* Start *
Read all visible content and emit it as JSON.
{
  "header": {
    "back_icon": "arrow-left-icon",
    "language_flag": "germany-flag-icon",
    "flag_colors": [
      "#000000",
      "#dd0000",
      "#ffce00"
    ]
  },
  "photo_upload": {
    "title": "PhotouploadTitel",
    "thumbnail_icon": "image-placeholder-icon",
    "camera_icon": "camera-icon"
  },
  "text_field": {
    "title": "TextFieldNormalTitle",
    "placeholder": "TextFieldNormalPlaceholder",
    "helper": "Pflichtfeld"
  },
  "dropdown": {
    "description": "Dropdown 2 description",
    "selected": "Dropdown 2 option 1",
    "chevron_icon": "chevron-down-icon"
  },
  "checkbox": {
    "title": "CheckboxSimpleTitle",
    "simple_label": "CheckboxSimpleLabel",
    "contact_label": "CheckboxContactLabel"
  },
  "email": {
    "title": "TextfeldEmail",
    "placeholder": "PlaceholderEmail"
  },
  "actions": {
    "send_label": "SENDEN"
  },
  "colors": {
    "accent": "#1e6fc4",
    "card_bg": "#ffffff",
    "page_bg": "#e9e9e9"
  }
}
* End *
YOUR GOAL —
Extract the full listing above without altering anything.

RESPONSE —
Read all visible content and emit it as JSON.
{
  "header": {
    "back_icon": "arrow-left-icon",
    "language_flag": "germany-flag-icon",
    "flag_colors": [
      "#000000",
      "#dd0000",
      "#ffce00"
    ]
  },
  "photo_upload": {
    "title": "PhotouploadTitel",
    "thumbnail_icon": "image-placeholder-icon",
    "camera_icon": "camera-icon"
  },
  "text_field": {
    "title": "TextFieldNormalTitle",
    "placeholder": "TextFieldNormalPlaceholder",
    "helper": "Pflichtfeld"
  },
  "dropdown": {
    "description": "Dropdown 2 description",
    "selected": "Dropdown 2 option 1",
    "chevron_icon": "chevron-down-icon"
  },
  "checkbox": {
    "title": "CheckboxSimpleTitle",
    "simple_label": "CheckboxSimpleLabel",
    "contact_label": "CheckboxContactLabel"
  },
  "email": {
    "title": "TextfeldEmail",
    "placeholder": "PlaceholderEmail"
  },
  "actions": {
    "send_label": "SENDEN"
  },
  "colors": {
    "accent": "#1e6fc4",
    "card_bg": "#ffffff",
    "page_bg": "#e9e9e9"
  }
}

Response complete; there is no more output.